(Element and box listings)
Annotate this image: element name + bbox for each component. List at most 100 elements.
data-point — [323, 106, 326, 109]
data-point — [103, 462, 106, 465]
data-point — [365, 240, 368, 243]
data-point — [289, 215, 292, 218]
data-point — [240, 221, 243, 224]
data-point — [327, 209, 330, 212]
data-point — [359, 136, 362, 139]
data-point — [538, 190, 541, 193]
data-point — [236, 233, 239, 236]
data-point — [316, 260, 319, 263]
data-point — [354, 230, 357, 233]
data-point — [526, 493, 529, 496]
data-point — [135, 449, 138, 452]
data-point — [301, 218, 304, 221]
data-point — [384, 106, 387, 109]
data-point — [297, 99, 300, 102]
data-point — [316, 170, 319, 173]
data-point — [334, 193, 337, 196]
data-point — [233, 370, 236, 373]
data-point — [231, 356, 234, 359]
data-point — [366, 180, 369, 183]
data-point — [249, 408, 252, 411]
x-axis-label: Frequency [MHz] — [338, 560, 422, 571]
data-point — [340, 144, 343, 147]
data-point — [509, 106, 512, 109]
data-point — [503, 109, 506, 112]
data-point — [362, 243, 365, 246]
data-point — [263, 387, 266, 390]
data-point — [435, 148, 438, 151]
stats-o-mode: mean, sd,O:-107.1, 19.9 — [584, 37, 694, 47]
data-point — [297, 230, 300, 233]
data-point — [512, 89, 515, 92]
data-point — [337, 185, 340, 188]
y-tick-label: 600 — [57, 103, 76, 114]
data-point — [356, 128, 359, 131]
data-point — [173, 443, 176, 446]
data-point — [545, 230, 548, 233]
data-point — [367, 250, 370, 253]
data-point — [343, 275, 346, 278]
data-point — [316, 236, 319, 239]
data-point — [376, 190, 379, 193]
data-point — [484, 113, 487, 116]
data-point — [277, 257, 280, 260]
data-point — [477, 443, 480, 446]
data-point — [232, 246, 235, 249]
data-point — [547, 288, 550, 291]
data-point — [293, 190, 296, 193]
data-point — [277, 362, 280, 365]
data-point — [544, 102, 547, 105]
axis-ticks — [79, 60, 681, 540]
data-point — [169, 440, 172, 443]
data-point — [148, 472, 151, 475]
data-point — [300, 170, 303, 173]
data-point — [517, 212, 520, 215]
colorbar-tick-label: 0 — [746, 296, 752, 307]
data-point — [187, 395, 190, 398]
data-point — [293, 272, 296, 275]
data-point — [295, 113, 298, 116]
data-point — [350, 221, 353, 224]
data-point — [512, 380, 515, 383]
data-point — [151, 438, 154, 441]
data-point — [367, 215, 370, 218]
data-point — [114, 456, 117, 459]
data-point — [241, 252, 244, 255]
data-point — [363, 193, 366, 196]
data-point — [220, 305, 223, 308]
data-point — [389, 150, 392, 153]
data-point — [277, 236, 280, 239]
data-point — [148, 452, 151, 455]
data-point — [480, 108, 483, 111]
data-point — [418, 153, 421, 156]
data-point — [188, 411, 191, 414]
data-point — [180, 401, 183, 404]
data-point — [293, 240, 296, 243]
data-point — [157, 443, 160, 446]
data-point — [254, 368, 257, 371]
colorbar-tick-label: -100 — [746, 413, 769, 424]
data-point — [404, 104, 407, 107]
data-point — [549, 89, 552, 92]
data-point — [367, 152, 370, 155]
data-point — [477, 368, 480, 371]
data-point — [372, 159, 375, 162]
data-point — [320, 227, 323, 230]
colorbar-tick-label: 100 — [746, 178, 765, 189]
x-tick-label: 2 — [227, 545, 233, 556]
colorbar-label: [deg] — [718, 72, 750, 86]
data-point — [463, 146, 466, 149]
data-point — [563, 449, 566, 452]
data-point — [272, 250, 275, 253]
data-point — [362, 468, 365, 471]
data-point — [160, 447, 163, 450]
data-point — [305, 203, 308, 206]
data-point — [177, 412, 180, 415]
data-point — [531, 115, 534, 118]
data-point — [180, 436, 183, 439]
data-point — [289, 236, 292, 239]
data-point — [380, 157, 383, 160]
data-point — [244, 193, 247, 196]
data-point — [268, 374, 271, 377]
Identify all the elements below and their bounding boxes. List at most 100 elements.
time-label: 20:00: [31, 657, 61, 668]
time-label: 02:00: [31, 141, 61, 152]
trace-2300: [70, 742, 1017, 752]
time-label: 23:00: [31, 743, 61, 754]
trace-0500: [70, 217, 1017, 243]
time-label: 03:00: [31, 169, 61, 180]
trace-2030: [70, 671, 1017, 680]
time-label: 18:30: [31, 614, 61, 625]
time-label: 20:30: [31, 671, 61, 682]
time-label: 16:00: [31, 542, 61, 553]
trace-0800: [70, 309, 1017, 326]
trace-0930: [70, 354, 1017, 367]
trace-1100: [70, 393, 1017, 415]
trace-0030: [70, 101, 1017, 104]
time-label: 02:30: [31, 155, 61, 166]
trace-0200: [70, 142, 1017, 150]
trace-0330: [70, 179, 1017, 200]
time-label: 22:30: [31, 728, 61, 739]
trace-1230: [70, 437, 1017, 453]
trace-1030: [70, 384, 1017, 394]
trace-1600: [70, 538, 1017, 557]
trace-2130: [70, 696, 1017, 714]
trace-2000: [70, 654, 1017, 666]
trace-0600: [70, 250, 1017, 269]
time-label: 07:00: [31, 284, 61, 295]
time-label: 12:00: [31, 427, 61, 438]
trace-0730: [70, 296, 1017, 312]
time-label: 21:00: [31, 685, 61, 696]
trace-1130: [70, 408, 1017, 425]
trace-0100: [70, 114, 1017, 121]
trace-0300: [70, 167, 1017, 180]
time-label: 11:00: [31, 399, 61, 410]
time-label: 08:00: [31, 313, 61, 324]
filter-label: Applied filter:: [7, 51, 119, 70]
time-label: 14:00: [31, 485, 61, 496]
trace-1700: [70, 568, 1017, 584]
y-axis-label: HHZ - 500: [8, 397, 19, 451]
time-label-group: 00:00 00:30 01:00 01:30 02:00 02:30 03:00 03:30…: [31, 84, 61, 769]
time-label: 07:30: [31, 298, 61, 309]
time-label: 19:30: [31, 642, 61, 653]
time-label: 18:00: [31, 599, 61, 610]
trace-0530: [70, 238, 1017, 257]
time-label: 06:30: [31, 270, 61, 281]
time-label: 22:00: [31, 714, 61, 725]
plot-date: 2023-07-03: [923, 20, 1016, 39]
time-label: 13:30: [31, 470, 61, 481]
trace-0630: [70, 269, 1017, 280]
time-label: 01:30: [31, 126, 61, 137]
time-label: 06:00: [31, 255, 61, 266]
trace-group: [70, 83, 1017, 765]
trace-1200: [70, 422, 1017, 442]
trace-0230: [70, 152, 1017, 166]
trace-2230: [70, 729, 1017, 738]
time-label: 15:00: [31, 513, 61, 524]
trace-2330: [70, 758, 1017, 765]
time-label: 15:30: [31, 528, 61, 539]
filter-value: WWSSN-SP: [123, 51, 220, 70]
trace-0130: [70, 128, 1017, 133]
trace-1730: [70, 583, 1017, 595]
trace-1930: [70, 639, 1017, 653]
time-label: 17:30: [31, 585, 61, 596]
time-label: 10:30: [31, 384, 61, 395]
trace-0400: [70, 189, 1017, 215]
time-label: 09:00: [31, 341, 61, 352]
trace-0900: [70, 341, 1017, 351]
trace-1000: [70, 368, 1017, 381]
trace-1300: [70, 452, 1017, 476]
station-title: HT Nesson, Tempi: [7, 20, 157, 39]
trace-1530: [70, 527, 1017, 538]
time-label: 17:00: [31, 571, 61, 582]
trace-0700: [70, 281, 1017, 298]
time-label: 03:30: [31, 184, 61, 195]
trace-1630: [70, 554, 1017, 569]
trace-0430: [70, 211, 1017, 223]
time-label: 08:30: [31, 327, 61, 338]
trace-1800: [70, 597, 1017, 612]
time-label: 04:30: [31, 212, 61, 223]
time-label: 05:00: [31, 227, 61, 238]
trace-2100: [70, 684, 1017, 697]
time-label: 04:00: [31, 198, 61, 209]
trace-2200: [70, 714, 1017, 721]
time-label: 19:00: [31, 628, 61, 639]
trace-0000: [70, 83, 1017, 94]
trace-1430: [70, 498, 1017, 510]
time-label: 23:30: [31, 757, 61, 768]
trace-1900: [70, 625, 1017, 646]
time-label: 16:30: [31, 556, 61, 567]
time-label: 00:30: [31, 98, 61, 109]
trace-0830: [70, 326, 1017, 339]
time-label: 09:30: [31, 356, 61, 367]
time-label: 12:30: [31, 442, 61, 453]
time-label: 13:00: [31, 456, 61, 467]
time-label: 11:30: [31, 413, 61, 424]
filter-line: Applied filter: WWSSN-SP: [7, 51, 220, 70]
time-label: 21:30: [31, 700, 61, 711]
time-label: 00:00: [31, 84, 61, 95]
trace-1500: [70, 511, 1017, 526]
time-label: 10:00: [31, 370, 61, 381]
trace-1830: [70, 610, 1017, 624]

_WHAT TO PRODUCE:_ Copy the records from the start through the line containing "data-point — [384, 106, 387, 109]", keeping each line exactly as it appears.

_SOLUTION TO THIS EXERCISE:_
Annotate this image: element name + bbox for each component. List at most 100 elements.
data-point — [323, 106, 326, 109]
data-point — [103, 462, 106, 465]
data-point — [365, 240, 368, 243]
data-point — [289, 215, 292, 218]
data-point — [240, 221, 243, 224]
data-point — [327, 209, 330, 212]
data-point — [359, 136, 362, 139]
data-point — [538, 190, 541, 193]
data-point — [236, 233, 239, 236]
data-point — [316, 260, 319, 263]
data-point — [354, 230, 357, 233]
data-point — [526, 493, 529, 496]
data-point — [135, 449, 138, 452]
data-point — [301, 218, 304, 221]
data-point — [384, 106, 387, 109]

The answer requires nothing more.